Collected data
* BEGIN *
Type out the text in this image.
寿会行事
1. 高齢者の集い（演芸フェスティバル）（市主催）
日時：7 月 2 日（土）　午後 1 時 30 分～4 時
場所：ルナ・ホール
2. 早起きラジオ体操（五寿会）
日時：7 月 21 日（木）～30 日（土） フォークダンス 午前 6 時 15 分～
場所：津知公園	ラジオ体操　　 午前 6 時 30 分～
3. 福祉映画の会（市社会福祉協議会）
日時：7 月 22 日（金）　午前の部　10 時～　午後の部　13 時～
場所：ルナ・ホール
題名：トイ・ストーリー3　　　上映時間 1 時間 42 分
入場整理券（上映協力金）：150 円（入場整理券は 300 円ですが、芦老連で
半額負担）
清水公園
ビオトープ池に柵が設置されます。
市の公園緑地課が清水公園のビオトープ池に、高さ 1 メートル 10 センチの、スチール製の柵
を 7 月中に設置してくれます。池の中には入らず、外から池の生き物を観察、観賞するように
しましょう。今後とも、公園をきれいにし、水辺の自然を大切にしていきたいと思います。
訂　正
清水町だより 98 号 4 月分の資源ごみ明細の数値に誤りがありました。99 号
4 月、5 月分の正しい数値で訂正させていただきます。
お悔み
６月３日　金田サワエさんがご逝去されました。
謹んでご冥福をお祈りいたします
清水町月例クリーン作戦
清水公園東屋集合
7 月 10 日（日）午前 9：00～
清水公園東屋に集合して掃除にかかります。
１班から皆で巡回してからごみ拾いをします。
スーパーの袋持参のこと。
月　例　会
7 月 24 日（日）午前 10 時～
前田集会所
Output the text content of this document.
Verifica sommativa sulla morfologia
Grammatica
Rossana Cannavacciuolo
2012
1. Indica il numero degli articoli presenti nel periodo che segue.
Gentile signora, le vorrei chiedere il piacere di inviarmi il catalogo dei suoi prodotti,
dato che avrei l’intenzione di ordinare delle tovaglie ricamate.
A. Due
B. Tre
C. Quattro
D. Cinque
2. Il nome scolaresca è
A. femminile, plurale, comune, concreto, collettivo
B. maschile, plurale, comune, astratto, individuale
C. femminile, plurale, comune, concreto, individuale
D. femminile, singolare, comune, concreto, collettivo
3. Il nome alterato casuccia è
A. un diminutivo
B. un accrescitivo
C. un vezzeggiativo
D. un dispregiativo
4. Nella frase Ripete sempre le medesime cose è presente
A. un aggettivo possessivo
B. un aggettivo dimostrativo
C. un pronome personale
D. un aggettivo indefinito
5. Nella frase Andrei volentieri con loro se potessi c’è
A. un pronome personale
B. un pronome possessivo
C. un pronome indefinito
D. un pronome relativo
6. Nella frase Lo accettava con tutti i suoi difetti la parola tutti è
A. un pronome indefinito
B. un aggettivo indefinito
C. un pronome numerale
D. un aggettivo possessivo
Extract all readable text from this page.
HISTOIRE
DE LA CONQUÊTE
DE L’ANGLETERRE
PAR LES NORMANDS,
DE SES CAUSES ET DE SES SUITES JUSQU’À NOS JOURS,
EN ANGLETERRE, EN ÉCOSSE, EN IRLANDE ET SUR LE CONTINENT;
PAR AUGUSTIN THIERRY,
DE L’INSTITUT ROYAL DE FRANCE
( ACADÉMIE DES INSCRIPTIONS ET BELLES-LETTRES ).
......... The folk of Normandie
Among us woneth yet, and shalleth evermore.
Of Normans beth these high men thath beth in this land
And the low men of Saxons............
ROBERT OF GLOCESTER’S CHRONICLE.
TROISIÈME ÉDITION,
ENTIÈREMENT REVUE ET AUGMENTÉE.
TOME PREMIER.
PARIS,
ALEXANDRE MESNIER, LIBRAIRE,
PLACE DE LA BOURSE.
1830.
* END *
Find how many lines in the material hold the word "plurale" and state that number alone.

3